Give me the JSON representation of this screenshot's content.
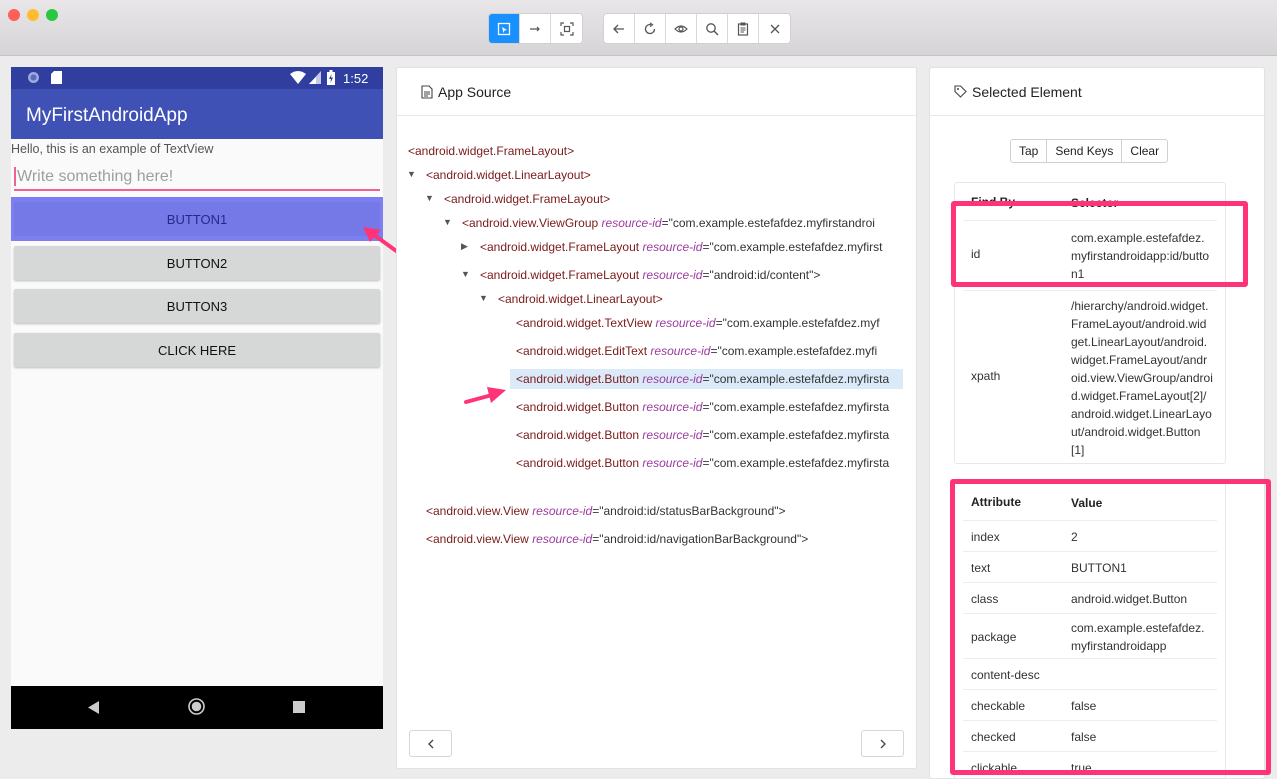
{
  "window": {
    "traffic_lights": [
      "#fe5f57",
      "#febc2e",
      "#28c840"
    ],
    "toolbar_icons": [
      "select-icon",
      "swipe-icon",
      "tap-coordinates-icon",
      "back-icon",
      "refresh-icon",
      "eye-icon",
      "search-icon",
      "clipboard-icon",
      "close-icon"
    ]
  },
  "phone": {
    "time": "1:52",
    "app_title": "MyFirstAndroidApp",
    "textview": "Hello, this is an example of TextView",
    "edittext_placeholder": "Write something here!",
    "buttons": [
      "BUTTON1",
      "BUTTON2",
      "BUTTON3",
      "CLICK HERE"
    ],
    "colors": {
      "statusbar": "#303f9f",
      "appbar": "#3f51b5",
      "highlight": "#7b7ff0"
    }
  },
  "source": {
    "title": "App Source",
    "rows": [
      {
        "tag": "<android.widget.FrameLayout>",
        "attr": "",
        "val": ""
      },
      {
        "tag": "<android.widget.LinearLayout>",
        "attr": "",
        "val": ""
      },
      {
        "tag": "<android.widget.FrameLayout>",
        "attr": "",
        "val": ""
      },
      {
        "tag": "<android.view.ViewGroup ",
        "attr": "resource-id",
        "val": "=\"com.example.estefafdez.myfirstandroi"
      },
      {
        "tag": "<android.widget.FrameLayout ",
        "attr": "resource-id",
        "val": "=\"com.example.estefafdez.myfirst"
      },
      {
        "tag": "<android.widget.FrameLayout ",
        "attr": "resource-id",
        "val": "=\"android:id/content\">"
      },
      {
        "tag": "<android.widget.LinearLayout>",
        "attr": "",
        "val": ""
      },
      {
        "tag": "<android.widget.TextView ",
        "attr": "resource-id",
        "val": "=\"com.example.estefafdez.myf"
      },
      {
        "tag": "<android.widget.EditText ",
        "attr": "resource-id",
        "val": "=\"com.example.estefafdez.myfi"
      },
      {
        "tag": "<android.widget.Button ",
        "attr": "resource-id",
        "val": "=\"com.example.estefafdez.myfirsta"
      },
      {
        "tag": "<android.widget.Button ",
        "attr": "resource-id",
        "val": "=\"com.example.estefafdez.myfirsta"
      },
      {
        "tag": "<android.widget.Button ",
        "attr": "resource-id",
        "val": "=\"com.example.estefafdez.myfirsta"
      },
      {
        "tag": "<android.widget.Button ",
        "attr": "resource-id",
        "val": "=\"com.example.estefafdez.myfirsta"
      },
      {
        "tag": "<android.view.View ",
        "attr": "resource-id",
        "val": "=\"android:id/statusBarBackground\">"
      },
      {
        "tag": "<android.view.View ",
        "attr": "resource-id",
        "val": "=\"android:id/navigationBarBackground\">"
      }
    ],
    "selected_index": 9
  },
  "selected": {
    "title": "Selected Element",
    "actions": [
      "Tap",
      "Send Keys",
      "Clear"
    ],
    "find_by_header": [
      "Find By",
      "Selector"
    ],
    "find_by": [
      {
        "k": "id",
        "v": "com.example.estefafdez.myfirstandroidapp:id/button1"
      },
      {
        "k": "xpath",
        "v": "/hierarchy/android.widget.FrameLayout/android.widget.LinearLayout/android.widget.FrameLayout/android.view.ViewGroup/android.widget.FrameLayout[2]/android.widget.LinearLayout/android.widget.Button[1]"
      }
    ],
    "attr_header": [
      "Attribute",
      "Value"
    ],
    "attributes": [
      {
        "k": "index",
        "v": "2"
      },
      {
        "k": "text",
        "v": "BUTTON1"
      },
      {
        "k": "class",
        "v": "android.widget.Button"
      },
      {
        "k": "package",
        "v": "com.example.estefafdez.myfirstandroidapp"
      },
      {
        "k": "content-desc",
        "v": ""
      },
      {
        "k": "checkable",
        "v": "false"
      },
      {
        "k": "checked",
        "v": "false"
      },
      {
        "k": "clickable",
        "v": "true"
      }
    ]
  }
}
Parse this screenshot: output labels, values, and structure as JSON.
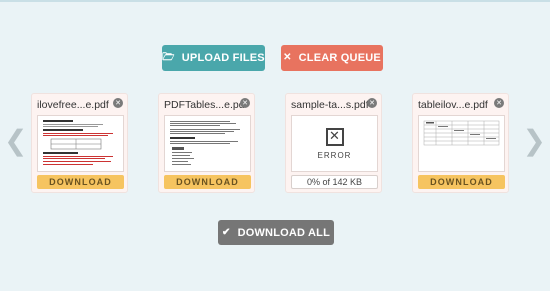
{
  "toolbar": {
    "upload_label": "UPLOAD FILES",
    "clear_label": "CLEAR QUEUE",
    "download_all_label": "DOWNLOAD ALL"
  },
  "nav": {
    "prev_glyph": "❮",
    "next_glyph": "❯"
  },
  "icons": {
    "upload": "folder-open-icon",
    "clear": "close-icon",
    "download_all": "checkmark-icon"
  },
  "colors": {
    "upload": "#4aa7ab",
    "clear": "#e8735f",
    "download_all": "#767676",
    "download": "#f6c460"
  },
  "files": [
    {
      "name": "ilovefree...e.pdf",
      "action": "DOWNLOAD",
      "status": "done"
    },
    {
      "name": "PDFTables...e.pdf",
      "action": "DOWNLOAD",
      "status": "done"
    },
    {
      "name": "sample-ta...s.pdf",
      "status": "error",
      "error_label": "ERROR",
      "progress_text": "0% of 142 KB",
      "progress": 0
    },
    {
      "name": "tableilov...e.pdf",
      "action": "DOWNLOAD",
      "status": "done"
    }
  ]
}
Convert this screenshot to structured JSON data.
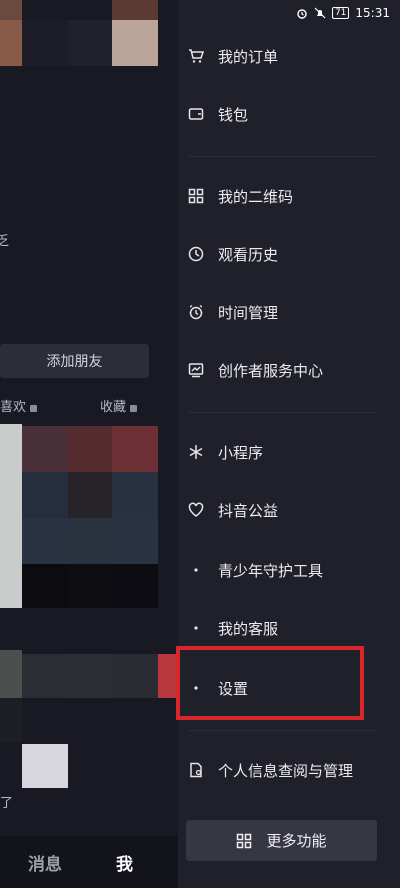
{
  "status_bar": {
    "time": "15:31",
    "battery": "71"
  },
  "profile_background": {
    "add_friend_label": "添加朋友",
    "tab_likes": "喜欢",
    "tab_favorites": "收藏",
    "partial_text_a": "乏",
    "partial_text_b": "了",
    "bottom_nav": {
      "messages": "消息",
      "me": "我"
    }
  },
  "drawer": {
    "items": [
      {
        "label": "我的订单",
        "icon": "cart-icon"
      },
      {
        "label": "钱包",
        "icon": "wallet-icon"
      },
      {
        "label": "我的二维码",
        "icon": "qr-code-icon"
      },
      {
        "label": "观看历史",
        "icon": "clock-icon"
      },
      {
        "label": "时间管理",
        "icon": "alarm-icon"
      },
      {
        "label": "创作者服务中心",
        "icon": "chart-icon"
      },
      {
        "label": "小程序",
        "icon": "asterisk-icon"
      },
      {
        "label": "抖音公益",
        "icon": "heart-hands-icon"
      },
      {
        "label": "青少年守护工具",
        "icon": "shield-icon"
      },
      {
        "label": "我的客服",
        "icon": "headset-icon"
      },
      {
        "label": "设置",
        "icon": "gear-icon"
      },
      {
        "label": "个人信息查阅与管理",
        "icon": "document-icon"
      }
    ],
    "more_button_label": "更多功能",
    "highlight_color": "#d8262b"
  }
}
==*==
### [Set problem]
Write the entries above out again exactly, but not the pictures.

### [Written reply]
Give me the JSON representation of this screenshot's content.
{
  "window": {
    "traffic_lights": [
      "#fe5f57",
      "#febc2e",
      "#28c840"
    ],
    "toolbar_icons": [
      "select-icon",
      "swipe-icon",
      "tap-coordinates-icon",
      "back-icon",
      "refresh-icon",
      "eye-icon",
      "search-icon",
      "clipboard-icon",
      "close-icon"
    ]
  },
  "phone": {
    "time": "1:52",
    "app_title": "MyFirstAndroidApp",
    "textview": "Hello, this is an example of TextView",
    "edittext_placeholder": "Write something here!",
    "buttons": [
      "BUTTON1",
      "BUTTON2",
      "BUTTON3",
      "CLICK HERE"
    ],
    "colors": {
      "statusbar": "#303f9f",
      "appbar": "#3f51b5",
      "highlight": "#7b7ff0"
    }
  },
  "source": {
    "title": "App Source",
    "rows": [
      {
        "tag": "<android.widget.FrameLayout>",
        "attr": "",
        "val": ""
      },
      {
        "tag": "<android.widget.LinearLayout>",
        "attr": "",
        "val": ""
      },
      {
        "tag": "<android.widget.FrameLayout>",
        "attr": "",
        "val": ""
      },
      {
        "tag": "<android.view.ViewGroup ",
        "attr": "resource-id",
        "val": "=\"com.example.estefafdez.myfirstandroi"
      },
      {
        "tag": "<android.widget.FrameLayout ",
        "attr": "resource-id",
        "val": "=\"com.example.estefafdez.myfirst"
      },
      {
        "tag": "<android.widget.FrameLayout ",
        "attr": "resource-id",
        "val": "=\"android:id/content\">"
      },
      {
        "tag": "<android.widget.LinearLayout>",
        "attr": "",
        "val": ""
      },
      {
        "tag": "<android.widget.TextView ",
        "attr": "resource-id",
        "val": "=\"com.example.estefafdez.myf"
      },
      {
        "tag": "<android.widget.EditText ",
        "attr": "resource-id",
        "val": "=\"com.example.estefafdez.myfi"
      },
      {
        "tag": "<android.widget.Button ",
        "attr": "resource-id",
        "val": "=\"com.example.estefafdez.myfirsta"
      },
      {
        "tag": "<android.widget.Button ",
        "attr": "resource-id",
        "val": "=\"com.example.estefafdez.myfirsta"
      },
      {
        "tag": "<android.widget.Button ",
        "attr": "resource-id",
        "val": "=\"com.example.estefafdez.myfirsta"
      },
      {
        "tag": "<android.widget.Button ",
        "attr": "resource-id",
        "val": "=\"com.example.estefafdez.myfirsta"
      },
      {
        "tag": "<android.view.View ",
        "attr": "resource-id",
        "val": "=\"android:id/statusBarBackground\">"
      },
      {
        "tag": "<android.view.View ",
        "attr": "resource-id",
        "val": "=\"android:id/navigationBarBackground\">"
      }
    ],
    "selected_index": 9
  },
  "selected": {
    "title": "Selected Element",
    "actions": [
      "Tap",
      "Send Keys",
      "Clear"
    ],
    "find_by_header": [
      "Find By",
      "Selector"
    ],
    "find_by": [
      {
        "k": "id",
        "v": "com.example.estefafdez.myfirstandroidapp:id/button1"
      },
      {
        "k": "xpath",
        "v": "/hierarchy/android.widget.FrameLayout/android.widget.LinearLayout/android.widget.FrameLayout/android.view.ViewGroup/android.widget.FrameLayout[2]/android.widget.LinearLayout/android.widget.Button[1]"
      }
    ],
    "attr_header": [
      "Attribute",
      "Value"
    ],
    "attributes": [
      {
        "k": "index",
        "v": "2"
      },
      {
        "k": "text",
        "v": "BUTTON1"
      },
      {
        "k": "class",
        "v": "android.widget.Button"
      },
      {
        "k": "package",
        "v": "com.example.estefafdez.myfirstandroidapp"
      },
      {
        "k": "content-desc",
        "v": ""
      },
      {
        "k": "checkable",
        "v": "false"
      },
      {
        "k": "checked",
        "v": "false"
      },
      {
        "k": "clickable",
        "v": "true"
      }
    ]
  }
}
Parse this screenshot: output labels, values, and structure as JSON.
{
  "toolbar": {
    "upload_label": "UPLOAD FILES",
    "clear_label": "CLEAR QUEUE",
    "download_all_label": "DOWNLOAD ALL"
  },
  "nav": {
    "prev_glyph": "❮",
    "next_glyph": "❯"
  },
  "icons": {
    "upload": "folder-open-icon",
    "clear": "close-icon",
    "download_all": "checkmark-icon"
  },
  "colors": {
    "upload": "#4aa7ab",
    "clear": "#e8735f",
    "download_all": "#767676",
    "download": "#f6c460"
  },
  "files": [
    {
      "name": "ilovefree...e.pdf",
      "action": "DOWNLOAD",
      "status": "done"
    },
    {
      "name": "PDFTables...e.pdf",
      "action": "DOWNLOAD",
      "status": "done"
    },
    {
      "name": "sample-ta...s.pdf",
      "status": "error",
      "error_label": "ERROR",
      "progress_text": "0% of 142 KB",
      "progress": 0
    },
    {
      "name": "tableilov...e.pdf",
      "action": "DOWNLOAD",
      "status": "done"
    }
  ]
}
Convert this screenshot to structured JSON data.
{
  "status_bar": {
    "time": "15:31",
    "battery": "71"
  },
  "profile_background": {
    "add_friend_label": "添加朋友",
    "tab_likes": "喜欢",
    "tab_favorites": "收藏",
    "partial_text_a": "乏",
    "partial_text_b": "了",
    "bottom_nav": {
      "messages": "消息",
      "me": "我"
    }
  },
  "drawer": {
    "items": [
      {
        "label": "我的订单",
        "icon": "cart-icon"
      },
      {
        "label": "钱包",
        "icon": "wallet-icon"
      },
      {
        "label": "我的二维码",
        "icon": "qr-code-icon"
      },
      {
        "label": "观看历史",
        "icon": "clock-icon"
      },
      {
        "label": "时间管理",
        "icon": "alarm-icon"
      },
      {
        "label": "创作者服务中心",
        "icon": "chart-icon"
      },
      {
        "label": "小程序",
        "icon": "asterisk-icon"
      },
      {
        "label": "抖音公益",
        "icon": "heart-hands-icon"
      },
      {
        "label": "青少年守护工具",
        "icon": "shield-icon"
      },
      {
        "label": "我的客服",
        "icon": "headset-icon"
      },
      {
        "label": "设置",
        "icon": "gear-icon"
      },
      {
        "label": "个人信息查阅与管理",
        "icon": "document-icon"
      }
    ],
    "more_button_label": "更多功能",
    "highlight_color": "#d8262b"
  }
}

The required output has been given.